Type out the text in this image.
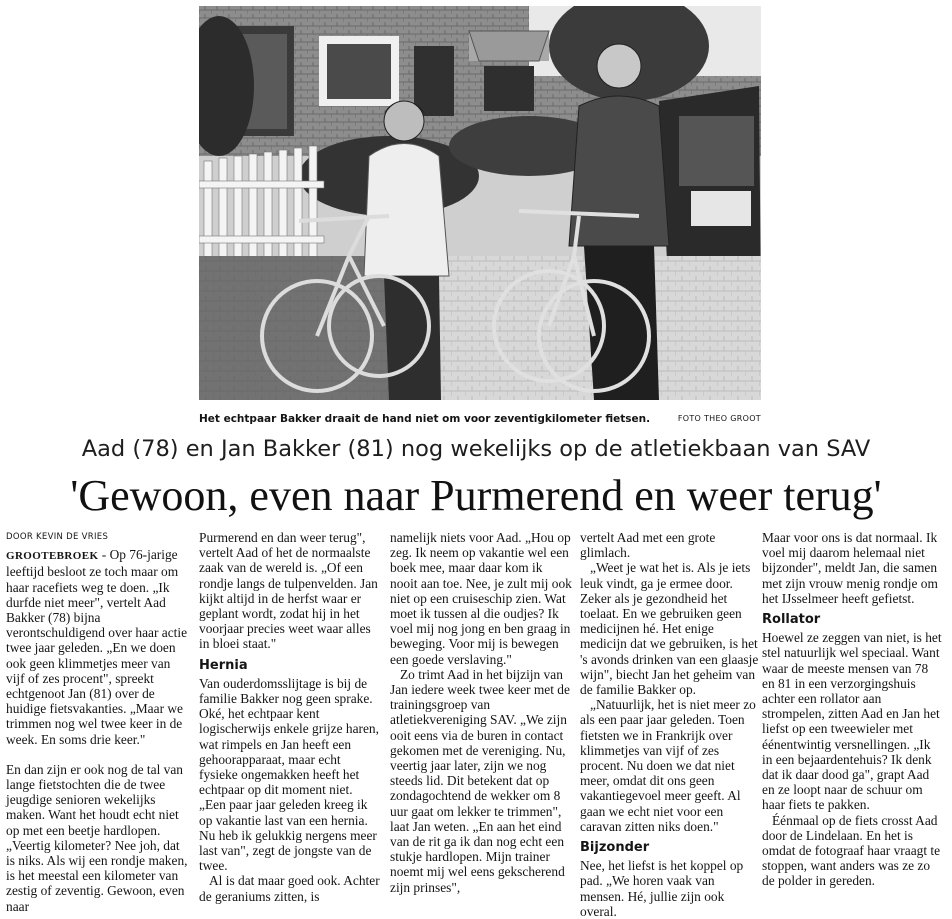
Het echtpaar Bakker draait de hand niet om voor zeventigkilometer fietsen.	FOTO THEO GROOT
Aad (78) en Jan Bakker (81) nog wekelijks op de atletiekbaan van SAV
'Gewoon, even naar Purmerend en weer terug'
DOOR KEVIN DE VRIES

GROOTEBROEK - Op 76-jarige leeftijd besloot ze toch maar om haar racefiets weg te doen. „Ik durfde niet meer", vertelt Aad Bakker (78) bijna verontschuldigend over haar actie twee jaar geleden. „En we doen ook geen klimmetjes meer van vijf of zes procent", spreekt echtgenoot Jan (81) over de huidige fietsvakanties. „Maar we trimmen nog wel twee keer in de week. En soms drie keer."

En dan zijn er ook nog de tal van lange fietstochten die de twee jeugdige senioren wekelijks maken. Want het houdt echt niet op met een beetje hardlopen. „Veertig kilometer? Nee joh, dat is niks. Als wij een rondje maken, is het meestal een kilometer van zestig of zeventig. Gewoon, even naar

Purmerend en dan weer terug", vertelt Aad of het de normaalste zaak van de wereld is. „Of een rondje langs de tulpenvelden. Jan kijkt altijd in de herfst waar er geplant wordt, zodat hij in het voorjaar precies weet waar alles in bloei staat."

Hernia

Van ouderdomsslijtage is bij de familie Bakker nog geen sprake. Oké, het echtpaar kent logischerwijs enkele grijze haren, wat rimpels en Jan heeft een gehoorapparaat, maar echt fysieke ongemakken heeft het echtpaar op dit moment niet. „Een paar jaar geleden kreeg ik op vakantie last van een hernia. Nu heb ik gelukkig nergens meer last van", zegt de jongste van de twee.

Al is dat maar goed ook. Achter de geraniums zitten, is

namelijk niets voor Aad. „Hou op zeg. Ik neem op vakantie wel een boek mee, maar daar kom ik nooit aan toe. Nee, je zult mij ook niet op een cruiseschip zien. Wat moet ik tussen al die oudjes? Ik voel mij nog jong en ben graag in beweging. Voor mij is bewegen een goede verslaving."

Zo trimt Aad in het bijzijn van Jan iedere week twee keer met de trainingsgroep van atletiekvereniging SAV. „We zijn ooit eens via de buren in contact gekomen met de vereniging. Nu, veertig jaar later, zijn we nog steeds lid. Dit betekent dat op zondagochtend de wekker om 8 uur gaat om lekker te trimmen", laat Jan weten. „En aan het eind van de rit ga ik dan nog echt een stukje hardlopen. Mijn trainer noemt mij wel eens gekscherend zijn prinses",

vertelt Aad met een grote glimlach.

„Weet je wat het is. Als je iets leuk vindt, ga je ermee door. Zeker als je gezondheid het toelaat. En we gebruiken geen medicijnen hé. Het enige medicijn dat we gebruiken, is het 's avonds drinken van een glaasje wijn", biecht Jan het geheim van de familie Bakker op.

„Natuurlijk, het is niet meer zo als een paar jaar geleden. Toen fietsten we in Frankrijk over klimmetjes van vijf of zes procent. Nu doen we dat niet meer, omdat dit ons geen vakantiegevoel meer geeft. Al gaan we echt niet voor een caravan zitten niks doen."

Bijzonder

Nee, het liefst is het koppel op pad. „We horen vaak van mensen. Hé, jullie zijn ook overal.

Maar voor ons is dat normaal. Ik voel mij daarom helemaal niet bijzonder", meldt Jan, die samen met zijn vrouw menig rondje om het IJsselmeer heeft gefietst.

Rollator

Hoewel ze zeggen van niet, is het stel natuurlijk wel speciaal. Want waar de meeste mensen van 78 en 81 in een verzorgingshuis achter een rollator aan strompelen, zitten Aad en Jan het liefst op een tweewieler met éénentwintig versnellingen. „Ik in een bejaardentehuis? Ik denk dat ik daar dood ga", grapt Aad en ze loopt naar de schuur om haar fiets te pakken.

Éénmaal op de fiets crosst Aad door de Lindelaan. En het is omdat de fotograaf haar vraagt te stoppen, want anders was ze zo de polder in gereden.
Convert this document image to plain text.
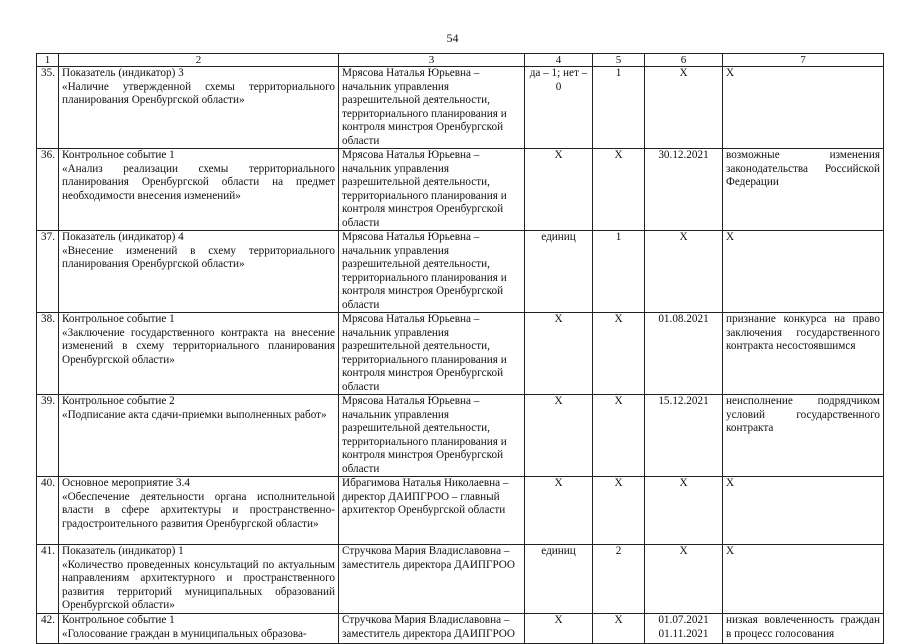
54
1	2	3	4	5	6	7

35.	Показатель (индикатор) 3
«Наличие утвержденной схемы территориального планирования Оренбургской области»	Мрясова Наталья Юрьевна – начальник управления разрешительной деятельности, территориального планирования и контроля минстроя Оренбургской области	да – 1; нет – 0	1	X	X

36.	Контрольное событие 1
«Анализ реализации схемы территориального планирования Оренбургской области на предмет необходимости внесения изменений»	Мрясова Наталья Юрьевна – начальник управления разрешительной деятельности, территориального планирования и контроля минстроя Оренбургской области	X	X	30.12.2021	возможные изменения законодательства Российской Федерации

37.	Показатель (индикатор) 4
«Внесение изменений в схему территориального планирования Оренбургской области»	Мрясова Наталья Юрьевна – начальник управления разрешительной деятельности, территориального планирования и контроля минстроя Оренбургской области	единиц	1	X	X

38.	Контрольное событие 1
«Заключение государственного контракта на внесение изменений в схему территориального планирования Оренбургской области»	Мрясова Наталья Юрьевна – начальник управления разрешительной деятельности, территориального планирования и контроля минстроя Оренбургской области	X	X	01.08.2021	признание конкурса на право заключения государственного контракта несостоявшимся

39.	Контрольное событие 2
«Подписание акта сдачи-приемки выполненных работ»	Мрясова Наталья Юрьевна – начальник управления разрешительной деятельности, территориального планирования и контроля минстроя Оренбургской области	X	X	15.12.2021	неисполнение подрядчиком условий государственного контракта

40.	Основное мероприятие 3.4
«Обеспечение деятельности органа исполнительной власти в сфере архитектуры и пространственно-градостроительного развития Оренбургской области»	Ибрагимова Наталья Николаевна – директор ДАИПГРОО – главный архитектор Оренбургской области	X	X	X	X

41.	Показатель (индикатор) 1
«Количество проведенных консультаций по актуальным направлениям архитектурного и пространственного развития территорий муниципальных образований Оренбургской области»	Стручкова Мария Владиславовна – заместитель директора ДАИПГРОО	единиц	2	X	X

42.	Контрольное событие 1
«Голосование граждан в муниципальных образова-	Стручкова Мария Владиславовна – заместитель директора ДАИПГРОО	X	X	01.07.2021 01.11.2021	низкая вовлеченность граждан в процесс голосования
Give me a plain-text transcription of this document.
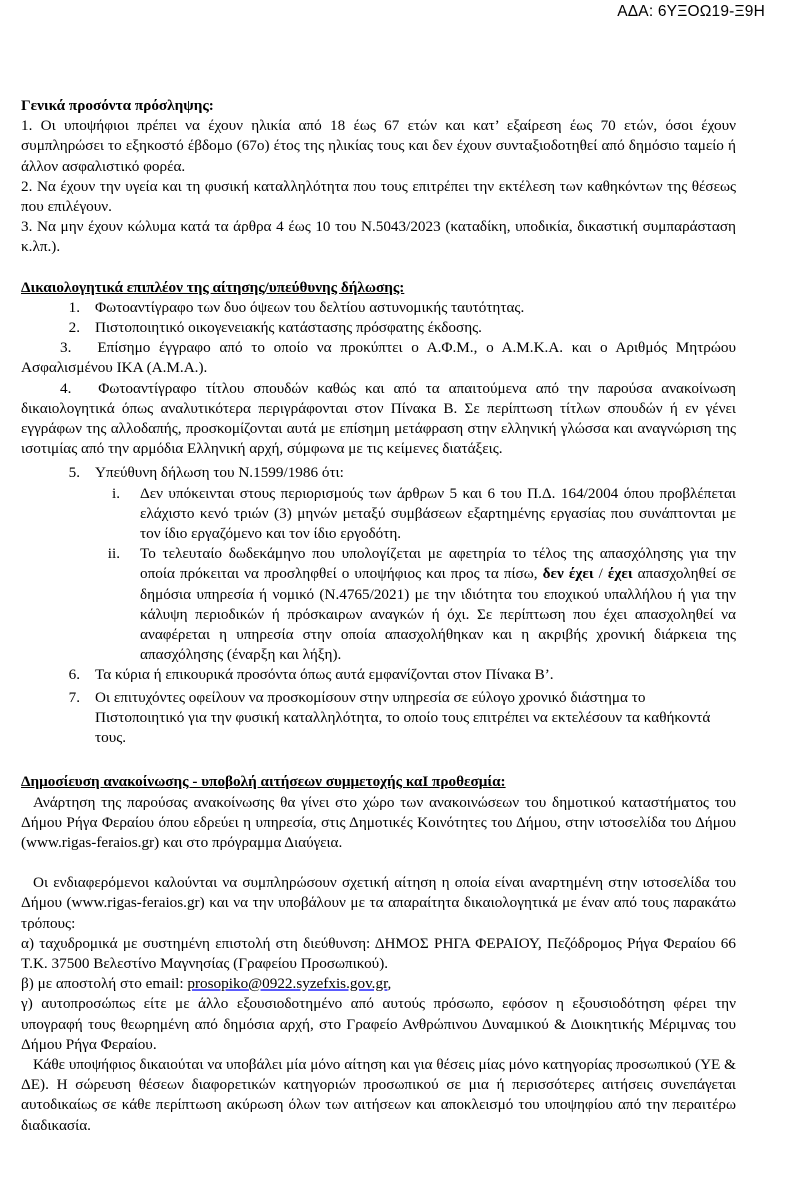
ΑΔΑ: 6ΥΞΟΩ19-Ξ9Η

Γενικά προσόντα πρόσληψης:

1. Οι υποψήφιοι πρέπει να έχουν ηλικία από 18 έως 67 ετών και κατ’ εξαίρεση έως 70 ετών, όσοι έχουν συμπληρώσει το εξηκοστό έβδομο (67ο) έτος της ηλικίας τους και δεν έχουν συνταξιοδοτηθεί από δημόσιο ταμείο ή άλλον ασφαλιστικό φορέα.

2. Να έχουν την υγεία και τη φυσική καταλληλότητα που τους επιτρέπει την εκτέλεση των καθηκόντων της θέσεως που επιλέγουν.

3. Να μην έχουν κώλυμα κατά τα άρθρα 4 έως 10 του Ν.5043/2023 (καταδίκη, υποδικία, δικαστική συμπαράσταση κ.λπ.).

Δικαιολογητικά επιπλέον της αίτησης/υπεύθυνης δήλωσης:

1. Φωτοαντίγραφο των δυο όψεων του δελτίου αστυνομικής ταυτότητας.
2. Πιστοποιητικό οικογενειακής κατάστασης πρόσφατης έκδοσης.

3. Επίσημο έγγραφο από το οποίο να προκύπτει ο Α.Φ.Μ., ο Α.Μ.Κ.Α. και ο Αριθμός Μητρώου Ασφαλισμένου ΙΚΑ (Α.Μ.Α.).

4. Φωτοαντίγραφο τίτλου σπουδών καθώς και από τα απαιτούμενα από την παρούσα ανακοίνωση δικαιολογητικά όπως αναλυτικότερα περιγράφονται στον Πίνακα Β. Σε περίπτωση τίτλων σπουδών ή εν γένει εγγράφων της αλλοδαπής, προσκομίζονται αυτά με επίσημη μετάφραση στην ελληνική γλώσσα και αναγνώριση της ισοτιμίας από την αρμόδια Ελληνική αρχή, σύμφωνα με τις κείμενες διατάξεις.

5. Υπεύθυνη δήλωση του Ν.1599/1986 ότι:
i. Δεν υπόκεινται στους περιορισμούς των άρθρων 5 και 6 του Π.Δ. 164/2004 όπου προβλέπεται ελάχιστο κενό τριών (3) μηνών μεταξύ συμβάσεων εξαρτημένης εργασίας που συνάπτονται με τον ίδιο εργαζόμενο και τον ίδιο εργοδότη.
ii. Το τελευταίο δωδεκάμηνο που υπολογίζεται με αφετηρία το τέλος της απασχόλησης για την οποία πρόκειται να προσληφθεί ο υποψήφιος και προς τα πίσω, δεν έχει / έχει απασχοληθεί σε δημόσια υπηρεσία ή νομικό (Ν.4765/2021) με την ιδιότητα του εποχικού υπαλλήλου ή για την κάλυψη περιοδικών ή πρόσκαιρων αναγκών ή όχι. Σε περίπτωση που έχει απασχοληθεί να αναφέρεται η υπηρεσία στην οποία απασχολήθηκαν και η ακριβής χρονική διάρκεια της απασχόλησης (έναρξη και λήξη).
6. Τα κύρια ή επικουρικά προσόντα όπως αυτά εμφανίζονται στον Πίνακα Β’.
7. Οι επιτυχόντες οφείλουν να προσκομίσουν στην υπηρεσία σε εύλογο χρονικό διάστημα το Πιστοποιητικό για την φυσική καταλληλότητα, το οποίο τους επιτρέπει να εκτελέσουν τα καθήκοντά τους.

Δημοσίευση ανακοίνωσης - υποβολή αιτήσεων συμμετοχής καΙ προθεσμία:

Ανάρτηση της παρούσας ανακοίνωσης θα γίνει στο χώρο των ανακοινώσεων του δημοτικού καταστήματος του Δήμου Ρήγα Φεραίου όπου εδρεύει η υπηρεσία, στις Δημοτικές Κοινότητες του Δήμου, στην ιστοσελίδα του Δήμου (www.rigas-feraios.gr) και στο πρόγραμμα Διαύγεια.

Οι ενδιαφερόμενοι καλούνται να συμπληρώσουν σχετική αίτηση η οποία είναι αναρτημένη στην ιστοσελίδα του Δήμου (www.rigas-feraios.gr) και να την υποβάλουν με τα απαραίτητα δικαιολογητικά με έναν από τους παρακάτω τρόπους:

α) ταχυδρομικά με συστημένη επιστολή στη διεύθυνση: ΔΗΜΟΣ ΡΗΓΑ ΦΕΡΑΙΟΥ, Πεζόδρομος Ρήγα Φεραίου 66 Τ.Κ. 37500 Βελεστίνο Μαγνησίας (Γραφείου Προσωπικού).

β) με αποστολή στο email: prosopiko@0922.syzefxis.gov.gr,

γ) αυτοπροσώπως είτε με άλλο εξουσιοδοτημένο από αυτούς πρόσωπο, εφόσον η εξουσιοδότηση φέρει την υπογραφή τους θεωρημένη από δημόσια αρχή, στο Γραφείο Ανθρώπινου Δυναμικού & Διοικητικής Μέριμνας του Δήμου Ρήγα Φεραίου.

Κάθε υποψήφιος δικαιούται να υποβάλει μία μόνο αίτηση και για θέσεις μίας μόνο κατηγορίας προσωπικού (ΥΕ & ΔΕ). Η σώρευση θέσεων διαφορετικών κατηγοριών προσωπικού σε μια ή περισσότερες αιτήσεις συνεπάγεται αυτοδικαίως σε κάθε περίπτωση ακύρωση όλων των αιτήσεων και αποκλεισμό του υποψηφίου από την περαιτέρω διαδικασία.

........

# Task directions
From the listing above, copy out each line where the word "προσόντα" appears.

# Answer below
Γενικά προσόντα πρόσληψης:
6. Τα κύρια ή επικουρικά προσόντα όπως αυτά εμφανίζονται στον Πίνακα Β’.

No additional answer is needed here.